_STATED PROBLEM_
Give the listing below again in full, exactly as written.
======
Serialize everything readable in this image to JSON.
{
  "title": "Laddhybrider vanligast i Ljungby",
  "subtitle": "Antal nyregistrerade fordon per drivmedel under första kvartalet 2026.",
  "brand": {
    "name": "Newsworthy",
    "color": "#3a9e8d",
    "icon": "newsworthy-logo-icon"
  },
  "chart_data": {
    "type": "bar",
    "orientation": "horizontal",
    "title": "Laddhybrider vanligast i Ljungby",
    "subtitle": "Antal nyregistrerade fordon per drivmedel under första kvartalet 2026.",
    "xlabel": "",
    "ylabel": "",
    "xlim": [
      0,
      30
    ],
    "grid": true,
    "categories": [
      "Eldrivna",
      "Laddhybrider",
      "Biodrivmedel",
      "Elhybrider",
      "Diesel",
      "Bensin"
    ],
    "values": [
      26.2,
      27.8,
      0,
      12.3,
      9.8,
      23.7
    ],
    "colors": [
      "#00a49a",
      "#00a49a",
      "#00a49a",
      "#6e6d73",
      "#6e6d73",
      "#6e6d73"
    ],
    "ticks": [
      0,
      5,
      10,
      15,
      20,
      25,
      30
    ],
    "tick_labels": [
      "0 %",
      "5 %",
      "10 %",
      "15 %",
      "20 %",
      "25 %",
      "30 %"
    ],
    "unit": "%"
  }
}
======
_TASK SOLUTION_
Serialize everything readable in this image to JSON.
{
  "title": "Laddhybrider vanligast i Ljungby",
  "subtitle": "Antal nyregistrerade fordon per drivmedel under första kvartalet 2026.",
  "brand": {
    "name": "Newsworthy",
    "color": "#3a9e8d",
    "icon": "newsworthy-logo-icon"
  },
  "chart_data": {
    "type": "bar",
    "orientation": "horizontal",
    "title": "Laddhybrider vanligast i Ljungby",
    "subtitle": "Antal nyregistrerade fordon per drivmedel under första kvartalet 2026.",
    "xlabel": "",
    "ylabel": "",
    "xlim": [
      0,
      30
    ],
    "grid": true,
    "categories": [
      "Eldrivna",
      "Laddhybrider",
      "Biodrivmedel",
      "Elhybrider",
      "Diesel",
      "Bensin"
    ],
    "values": [
      26.2,
      27.8,
      0,
      12.3,
      9.8,
      23.7
    ],
    "colors": [
      "#00a49a",
      "#00a49a",
      "#00a49a",
      "#6e6d73",
      "#6e6d73",
      "#6e6d73"
    ],
    "ticks": [
      0,
      5,
      10,
      15,
      20,
      25,
      30
    ],
    "tick_labels": [
      "0 %",
      "5 %",
      "10 %",
      "15 %",
      "20 %",
      "25 %",
      "30 %"
    ],
    "unit": "%"
  }
}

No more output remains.